* PROBLEM *
Tally up how many lines in the listing below contain the string "name", and give only the total.

* DATASET CONTENT *
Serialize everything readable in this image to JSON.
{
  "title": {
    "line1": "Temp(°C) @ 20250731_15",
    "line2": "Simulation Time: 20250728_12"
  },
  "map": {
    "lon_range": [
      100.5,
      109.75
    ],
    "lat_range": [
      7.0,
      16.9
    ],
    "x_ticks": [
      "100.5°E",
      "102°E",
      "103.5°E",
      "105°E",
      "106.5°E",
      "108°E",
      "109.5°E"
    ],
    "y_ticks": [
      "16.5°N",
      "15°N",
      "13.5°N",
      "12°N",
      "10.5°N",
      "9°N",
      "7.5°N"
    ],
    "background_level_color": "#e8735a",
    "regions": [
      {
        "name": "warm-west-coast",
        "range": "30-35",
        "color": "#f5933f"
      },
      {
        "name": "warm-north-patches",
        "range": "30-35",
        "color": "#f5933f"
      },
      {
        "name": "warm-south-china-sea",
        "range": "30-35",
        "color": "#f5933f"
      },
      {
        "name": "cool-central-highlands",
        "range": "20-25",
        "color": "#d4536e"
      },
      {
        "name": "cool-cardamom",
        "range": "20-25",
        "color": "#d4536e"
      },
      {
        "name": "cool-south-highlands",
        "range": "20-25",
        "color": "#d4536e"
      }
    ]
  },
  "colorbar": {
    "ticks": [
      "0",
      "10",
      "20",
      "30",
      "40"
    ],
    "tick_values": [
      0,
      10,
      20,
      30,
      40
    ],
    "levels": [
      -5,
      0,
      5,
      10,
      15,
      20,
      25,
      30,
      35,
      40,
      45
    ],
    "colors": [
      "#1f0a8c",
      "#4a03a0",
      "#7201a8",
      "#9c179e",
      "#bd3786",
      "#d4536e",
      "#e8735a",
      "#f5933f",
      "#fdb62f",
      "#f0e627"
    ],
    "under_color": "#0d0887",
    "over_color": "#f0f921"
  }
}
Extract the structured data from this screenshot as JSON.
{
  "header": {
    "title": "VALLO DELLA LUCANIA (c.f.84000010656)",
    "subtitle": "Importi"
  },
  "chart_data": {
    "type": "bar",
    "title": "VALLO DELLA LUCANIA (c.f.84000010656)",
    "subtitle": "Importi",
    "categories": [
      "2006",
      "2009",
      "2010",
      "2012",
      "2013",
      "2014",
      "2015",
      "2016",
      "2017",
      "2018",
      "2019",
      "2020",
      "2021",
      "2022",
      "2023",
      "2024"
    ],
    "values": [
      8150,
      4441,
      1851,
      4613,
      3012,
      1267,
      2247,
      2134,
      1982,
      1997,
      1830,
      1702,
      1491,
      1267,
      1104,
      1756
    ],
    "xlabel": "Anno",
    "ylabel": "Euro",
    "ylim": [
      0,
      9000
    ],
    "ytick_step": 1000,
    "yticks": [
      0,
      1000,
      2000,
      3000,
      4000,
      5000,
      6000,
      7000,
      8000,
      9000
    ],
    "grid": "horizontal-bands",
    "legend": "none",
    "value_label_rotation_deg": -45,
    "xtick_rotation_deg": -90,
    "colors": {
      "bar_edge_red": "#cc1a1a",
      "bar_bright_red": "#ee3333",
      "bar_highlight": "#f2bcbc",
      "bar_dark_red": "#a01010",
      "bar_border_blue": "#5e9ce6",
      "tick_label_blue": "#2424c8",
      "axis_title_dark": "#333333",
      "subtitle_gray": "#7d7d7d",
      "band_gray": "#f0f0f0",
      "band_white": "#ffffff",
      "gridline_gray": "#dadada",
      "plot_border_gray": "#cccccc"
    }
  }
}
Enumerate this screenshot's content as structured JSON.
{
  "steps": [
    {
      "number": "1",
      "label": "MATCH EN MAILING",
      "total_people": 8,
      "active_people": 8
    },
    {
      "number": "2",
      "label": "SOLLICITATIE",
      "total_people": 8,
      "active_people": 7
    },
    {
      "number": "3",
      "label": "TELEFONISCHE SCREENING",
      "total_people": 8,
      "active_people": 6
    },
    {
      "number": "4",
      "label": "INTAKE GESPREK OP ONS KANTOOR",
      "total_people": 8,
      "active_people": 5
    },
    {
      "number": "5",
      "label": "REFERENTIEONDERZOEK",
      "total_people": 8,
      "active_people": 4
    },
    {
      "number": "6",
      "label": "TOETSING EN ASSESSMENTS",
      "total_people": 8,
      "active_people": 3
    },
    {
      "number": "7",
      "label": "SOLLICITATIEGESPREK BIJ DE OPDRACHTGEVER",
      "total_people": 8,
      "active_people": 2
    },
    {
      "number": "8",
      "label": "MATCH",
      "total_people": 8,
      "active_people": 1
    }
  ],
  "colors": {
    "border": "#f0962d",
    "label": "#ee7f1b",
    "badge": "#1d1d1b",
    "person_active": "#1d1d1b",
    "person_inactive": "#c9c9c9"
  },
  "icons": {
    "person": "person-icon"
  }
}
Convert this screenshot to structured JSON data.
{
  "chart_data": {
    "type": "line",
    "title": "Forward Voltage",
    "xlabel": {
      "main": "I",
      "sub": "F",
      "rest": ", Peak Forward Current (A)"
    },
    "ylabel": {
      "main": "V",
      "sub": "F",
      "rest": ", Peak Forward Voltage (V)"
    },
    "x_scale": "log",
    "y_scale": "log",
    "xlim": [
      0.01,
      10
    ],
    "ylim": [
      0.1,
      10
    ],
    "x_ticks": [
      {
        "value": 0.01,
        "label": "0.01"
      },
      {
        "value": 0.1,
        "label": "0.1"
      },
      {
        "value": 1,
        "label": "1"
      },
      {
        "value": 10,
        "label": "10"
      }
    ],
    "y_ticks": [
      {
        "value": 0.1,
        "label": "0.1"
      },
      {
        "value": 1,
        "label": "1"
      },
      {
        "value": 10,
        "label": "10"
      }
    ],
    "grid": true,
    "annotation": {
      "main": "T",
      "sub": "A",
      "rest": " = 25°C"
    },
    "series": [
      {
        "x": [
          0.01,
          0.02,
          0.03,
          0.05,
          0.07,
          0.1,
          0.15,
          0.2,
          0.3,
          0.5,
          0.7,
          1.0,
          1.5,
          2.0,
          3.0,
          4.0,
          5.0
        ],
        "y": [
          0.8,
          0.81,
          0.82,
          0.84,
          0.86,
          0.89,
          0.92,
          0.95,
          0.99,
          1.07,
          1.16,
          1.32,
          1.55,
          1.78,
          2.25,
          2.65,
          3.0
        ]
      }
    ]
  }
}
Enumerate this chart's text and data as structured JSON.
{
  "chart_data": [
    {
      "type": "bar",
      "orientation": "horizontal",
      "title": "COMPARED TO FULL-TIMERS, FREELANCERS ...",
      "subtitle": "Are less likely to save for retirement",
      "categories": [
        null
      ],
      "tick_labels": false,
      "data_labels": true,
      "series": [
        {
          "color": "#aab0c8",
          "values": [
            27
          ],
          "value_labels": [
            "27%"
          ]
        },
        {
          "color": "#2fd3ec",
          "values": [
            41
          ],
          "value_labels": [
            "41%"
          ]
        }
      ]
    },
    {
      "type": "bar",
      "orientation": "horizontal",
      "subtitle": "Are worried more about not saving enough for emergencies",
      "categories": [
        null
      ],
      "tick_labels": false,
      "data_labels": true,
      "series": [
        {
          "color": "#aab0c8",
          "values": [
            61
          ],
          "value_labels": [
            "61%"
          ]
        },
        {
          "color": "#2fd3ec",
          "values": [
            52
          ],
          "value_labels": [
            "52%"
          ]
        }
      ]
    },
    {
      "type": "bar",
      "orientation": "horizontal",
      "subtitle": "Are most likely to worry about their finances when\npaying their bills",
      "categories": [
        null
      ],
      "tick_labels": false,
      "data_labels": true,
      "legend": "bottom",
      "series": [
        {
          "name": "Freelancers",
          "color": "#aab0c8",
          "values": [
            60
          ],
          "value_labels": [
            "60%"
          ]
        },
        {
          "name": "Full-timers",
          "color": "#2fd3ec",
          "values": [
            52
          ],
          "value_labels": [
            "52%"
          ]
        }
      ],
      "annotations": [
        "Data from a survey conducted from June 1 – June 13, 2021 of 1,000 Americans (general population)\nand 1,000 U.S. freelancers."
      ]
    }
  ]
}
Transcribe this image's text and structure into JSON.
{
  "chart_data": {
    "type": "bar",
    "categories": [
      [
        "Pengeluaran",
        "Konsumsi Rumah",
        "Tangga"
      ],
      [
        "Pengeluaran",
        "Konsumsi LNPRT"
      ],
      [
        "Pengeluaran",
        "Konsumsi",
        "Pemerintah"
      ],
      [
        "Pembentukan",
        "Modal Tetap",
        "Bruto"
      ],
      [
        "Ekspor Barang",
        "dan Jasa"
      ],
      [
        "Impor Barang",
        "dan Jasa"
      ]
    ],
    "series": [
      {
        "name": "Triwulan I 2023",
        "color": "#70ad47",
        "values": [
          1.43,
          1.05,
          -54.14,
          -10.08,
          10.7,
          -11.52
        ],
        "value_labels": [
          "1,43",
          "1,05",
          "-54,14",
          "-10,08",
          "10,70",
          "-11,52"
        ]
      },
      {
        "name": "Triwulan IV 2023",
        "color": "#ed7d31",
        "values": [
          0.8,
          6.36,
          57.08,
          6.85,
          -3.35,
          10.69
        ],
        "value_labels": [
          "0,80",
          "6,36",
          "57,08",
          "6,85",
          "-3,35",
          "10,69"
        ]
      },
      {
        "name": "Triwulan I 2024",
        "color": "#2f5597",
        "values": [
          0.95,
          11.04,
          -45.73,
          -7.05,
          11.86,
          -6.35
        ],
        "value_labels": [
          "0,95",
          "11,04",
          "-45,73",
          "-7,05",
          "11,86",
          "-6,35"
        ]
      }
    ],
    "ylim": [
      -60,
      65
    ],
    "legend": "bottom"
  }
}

* OUTPUT BELOW *
11